• **WHAT YOU NEED TO DO**: Work out the number of lines in the records that include the word "Нижняя"; reply with that number alone.
[START RECORDS TO USE]
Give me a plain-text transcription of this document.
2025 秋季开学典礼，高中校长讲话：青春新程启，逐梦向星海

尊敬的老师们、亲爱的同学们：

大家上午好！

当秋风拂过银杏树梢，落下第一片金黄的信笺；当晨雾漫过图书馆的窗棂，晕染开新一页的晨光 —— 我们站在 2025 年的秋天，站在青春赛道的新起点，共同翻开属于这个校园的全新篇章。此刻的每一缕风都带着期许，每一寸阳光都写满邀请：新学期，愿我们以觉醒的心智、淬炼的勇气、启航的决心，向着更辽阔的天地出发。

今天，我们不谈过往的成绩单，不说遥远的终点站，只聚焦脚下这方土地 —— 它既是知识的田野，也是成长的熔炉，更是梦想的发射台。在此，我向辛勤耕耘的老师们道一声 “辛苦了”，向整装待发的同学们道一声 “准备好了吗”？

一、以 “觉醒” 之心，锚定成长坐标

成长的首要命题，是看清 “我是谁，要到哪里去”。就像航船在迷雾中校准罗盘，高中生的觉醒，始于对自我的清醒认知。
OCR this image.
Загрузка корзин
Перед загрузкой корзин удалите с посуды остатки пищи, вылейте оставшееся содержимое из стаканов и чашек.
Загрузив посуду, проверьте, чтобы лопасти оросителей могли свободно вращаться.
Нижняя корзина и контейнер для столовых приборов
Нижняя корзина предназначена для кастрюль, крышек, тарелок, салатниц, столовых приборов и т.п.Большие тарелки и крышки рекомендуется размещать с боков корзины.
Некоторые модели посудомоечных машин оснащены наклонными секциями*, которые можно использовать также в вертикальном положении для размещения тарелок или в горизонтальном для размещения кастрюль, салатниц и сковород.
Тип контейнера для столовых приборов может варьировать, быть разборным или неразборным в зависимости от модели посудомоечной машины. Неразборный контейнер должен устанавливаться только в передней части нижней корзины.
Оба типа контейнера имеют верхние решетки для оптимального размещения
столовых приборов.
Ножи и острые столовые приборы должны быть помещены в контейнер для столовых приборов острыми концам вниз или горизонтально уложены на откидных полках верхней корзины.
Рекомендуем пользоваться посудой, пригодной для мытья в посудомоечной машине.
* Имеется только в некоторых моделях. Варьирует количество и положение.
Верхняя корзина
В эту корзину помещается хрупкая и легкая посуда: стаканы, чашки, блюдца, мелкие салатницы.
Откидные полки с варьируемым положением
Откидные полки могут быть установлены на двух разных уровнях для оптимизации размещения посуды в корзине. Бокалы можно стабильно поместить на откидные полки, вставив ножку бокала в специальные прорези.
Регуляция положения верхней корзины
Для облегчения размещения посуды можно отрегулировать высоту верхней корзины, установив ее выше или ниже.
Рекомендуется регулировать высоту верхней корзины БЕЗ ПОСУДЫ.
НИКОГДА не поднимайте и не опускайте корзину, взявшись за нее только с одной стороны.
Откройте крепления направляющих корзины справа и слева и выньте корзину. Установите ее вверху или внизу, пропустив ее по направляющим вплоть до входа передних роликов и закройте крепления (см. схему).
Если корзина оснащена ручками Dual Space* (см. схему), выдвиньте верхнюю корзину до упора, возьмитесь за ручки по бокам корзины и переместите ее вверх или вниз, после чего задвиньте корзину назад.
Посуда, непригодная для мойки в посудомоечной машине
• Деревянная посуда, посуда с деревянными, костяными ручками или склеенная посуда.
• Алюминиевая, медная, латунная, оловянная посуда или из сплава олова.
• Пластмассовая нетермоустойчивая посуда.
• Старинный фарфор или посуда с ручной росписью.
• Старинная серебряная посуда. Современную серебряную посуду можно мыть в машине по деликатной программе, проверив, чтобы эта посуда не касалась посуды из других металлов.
[END RECORDS TO USE]
[START RECORDS TO USE]
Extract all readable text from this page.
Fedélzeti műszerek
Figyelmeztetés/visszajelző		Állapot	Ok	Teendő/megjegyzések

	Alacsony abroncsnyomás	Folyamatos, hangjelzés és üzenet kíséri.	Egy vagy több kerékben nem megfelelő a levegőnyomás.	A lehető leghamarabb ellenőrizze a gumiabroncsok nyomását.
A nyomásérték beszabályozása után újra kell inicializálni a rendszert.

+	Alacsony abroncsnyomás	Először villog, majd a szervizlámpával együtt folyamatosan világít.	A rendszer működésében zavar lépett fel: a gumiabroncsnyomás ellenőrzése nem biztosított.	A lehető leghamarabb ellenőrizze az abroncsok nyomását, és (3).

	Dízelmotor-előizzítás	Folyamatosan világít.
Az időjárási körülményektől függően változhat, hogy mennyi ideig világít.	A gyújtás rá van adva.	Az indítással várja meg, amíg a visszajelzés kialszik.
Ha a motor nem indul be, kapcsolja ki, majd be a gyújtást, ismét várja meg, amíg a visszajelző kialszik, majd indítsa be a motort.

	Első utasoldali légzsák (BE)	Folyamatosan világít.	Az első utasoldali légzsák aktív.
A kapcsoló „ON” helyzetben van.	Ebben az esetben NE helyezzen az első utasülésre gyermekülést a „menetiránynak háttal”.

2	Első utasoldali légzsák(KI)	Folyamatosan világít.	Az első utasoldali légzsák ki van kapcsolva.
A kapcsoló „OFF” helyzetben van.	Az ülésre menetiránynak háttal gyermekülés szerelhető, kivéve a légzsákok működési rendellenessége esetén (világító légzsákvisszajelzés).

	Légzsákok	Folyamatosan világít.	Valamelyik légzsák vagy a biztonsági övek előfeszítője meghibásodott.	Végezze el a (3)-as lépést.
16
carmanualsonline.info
[END RECORDS TO USE]
[START RECORDS TO USE]
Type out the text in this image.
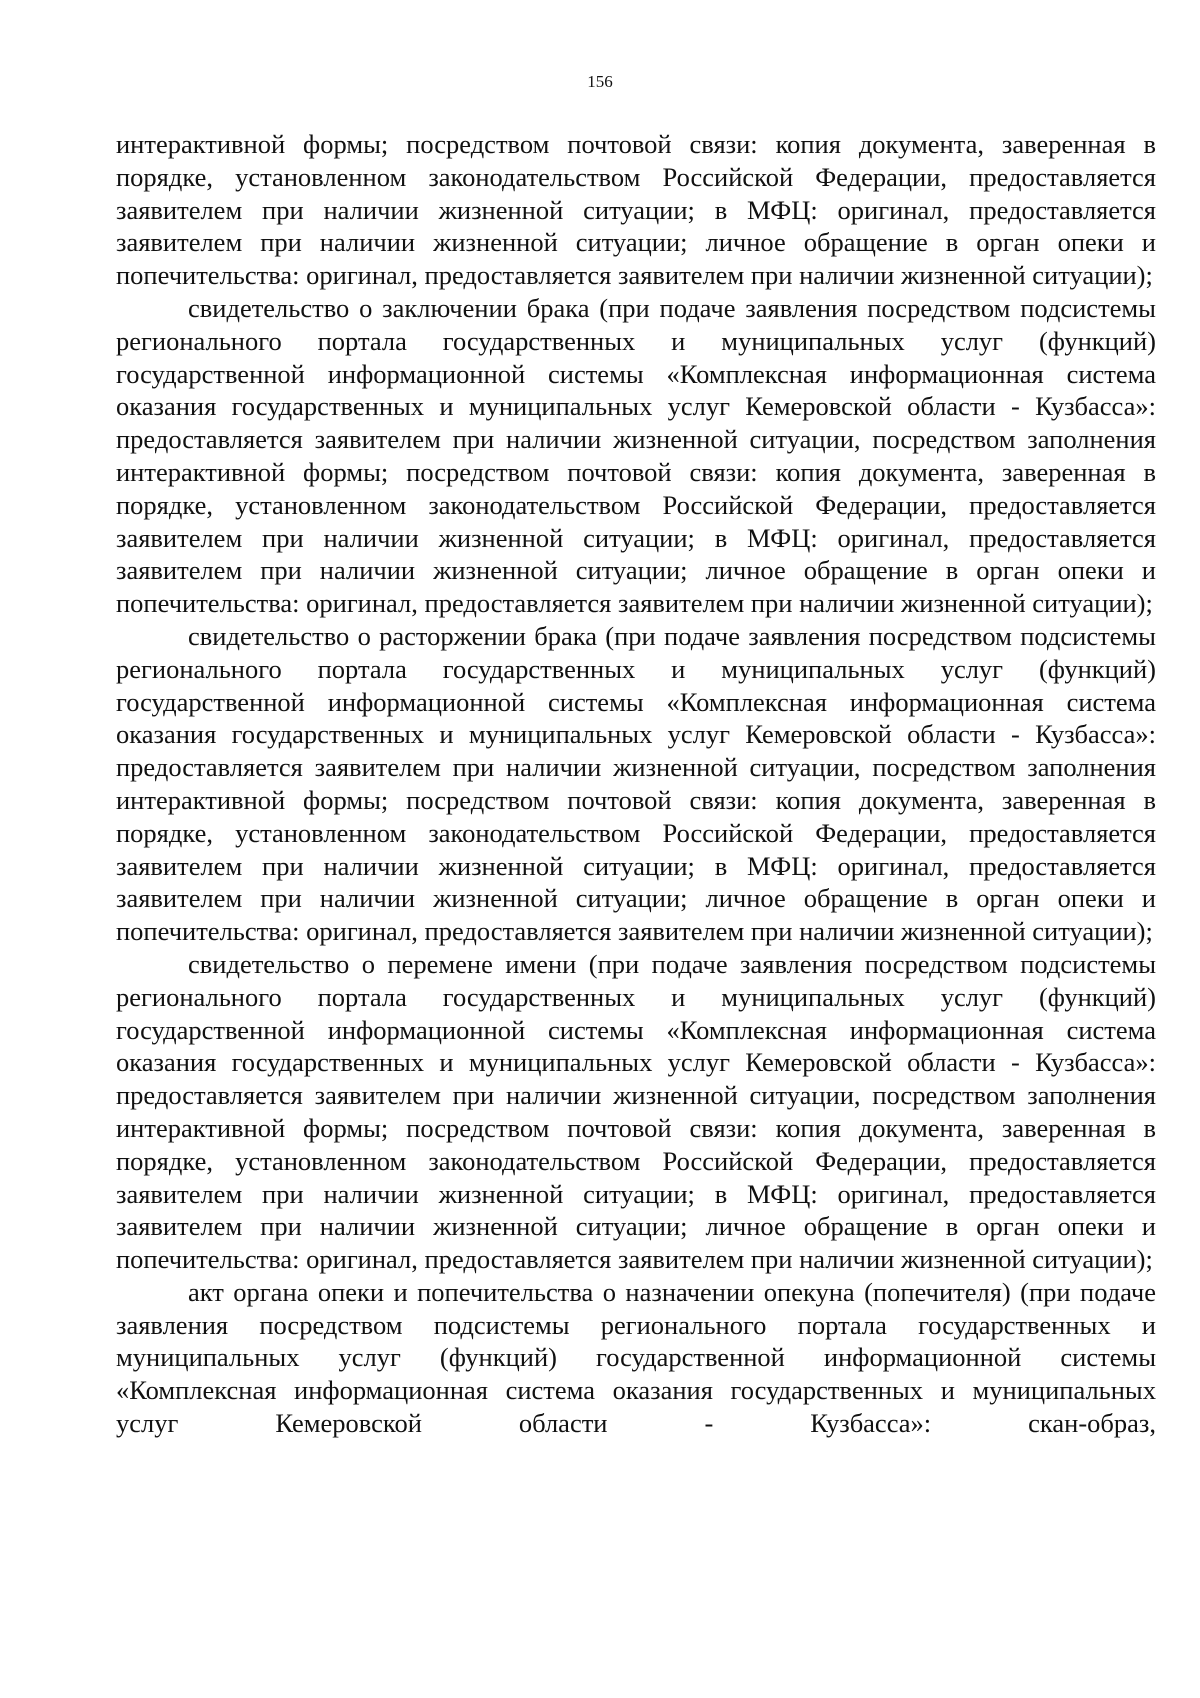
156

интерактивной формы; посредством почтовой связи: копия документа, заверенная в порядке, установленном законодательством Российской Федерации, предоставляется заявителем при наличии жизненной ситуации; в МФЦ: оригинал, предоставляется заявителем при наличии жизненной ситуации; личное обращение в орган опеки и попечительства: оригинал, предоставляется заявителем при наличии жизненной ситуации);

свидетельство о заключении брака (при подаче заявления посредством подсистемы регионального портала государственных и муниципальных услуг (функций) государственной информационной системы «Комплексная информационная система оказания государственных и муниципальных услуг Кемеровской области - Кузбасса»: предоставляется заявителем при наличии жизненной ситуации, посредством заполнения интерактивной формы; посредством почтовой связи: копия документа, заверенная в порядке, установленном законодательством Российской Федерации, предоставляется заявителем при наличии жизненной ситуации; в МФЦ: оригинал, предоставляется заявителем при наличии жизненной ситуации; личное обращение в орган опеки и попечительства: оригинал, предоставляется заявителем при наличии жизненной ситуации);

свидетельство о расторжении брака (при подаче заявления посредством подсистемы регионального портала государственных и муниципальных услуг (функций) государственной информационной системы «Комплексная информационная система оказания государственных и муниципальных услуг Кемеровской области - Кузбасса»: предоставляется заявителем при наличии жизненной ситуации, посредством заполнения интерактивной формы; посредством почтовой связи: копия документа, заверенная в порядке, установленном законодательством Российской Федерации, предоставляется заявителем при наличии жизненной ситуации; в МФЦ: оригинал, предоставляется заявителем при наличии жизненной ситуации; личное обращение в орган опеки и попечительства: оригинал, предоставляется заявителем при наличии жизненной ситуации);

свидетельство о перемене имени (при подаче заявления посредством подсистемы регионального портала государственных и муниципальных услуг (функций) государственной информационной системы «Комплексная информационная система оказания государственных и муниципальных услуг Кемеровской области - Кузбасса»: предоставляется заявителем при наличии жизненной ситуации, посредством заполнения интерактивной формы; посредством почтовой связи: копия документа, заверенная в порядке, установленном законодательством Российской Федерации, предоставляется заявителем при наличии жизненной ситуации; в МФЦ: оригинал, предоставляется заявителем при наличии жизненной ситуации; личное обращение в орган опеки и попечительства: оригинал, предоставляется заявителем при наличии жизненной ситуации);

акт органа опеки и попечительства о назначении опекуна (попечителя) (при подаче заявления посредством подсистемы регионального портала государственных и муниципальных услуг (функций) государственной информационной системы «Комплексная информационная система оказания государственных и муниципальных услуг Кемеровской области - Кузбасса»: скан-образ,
[END RECORDS TO USE]
• **ANSWER IN FULL**: 2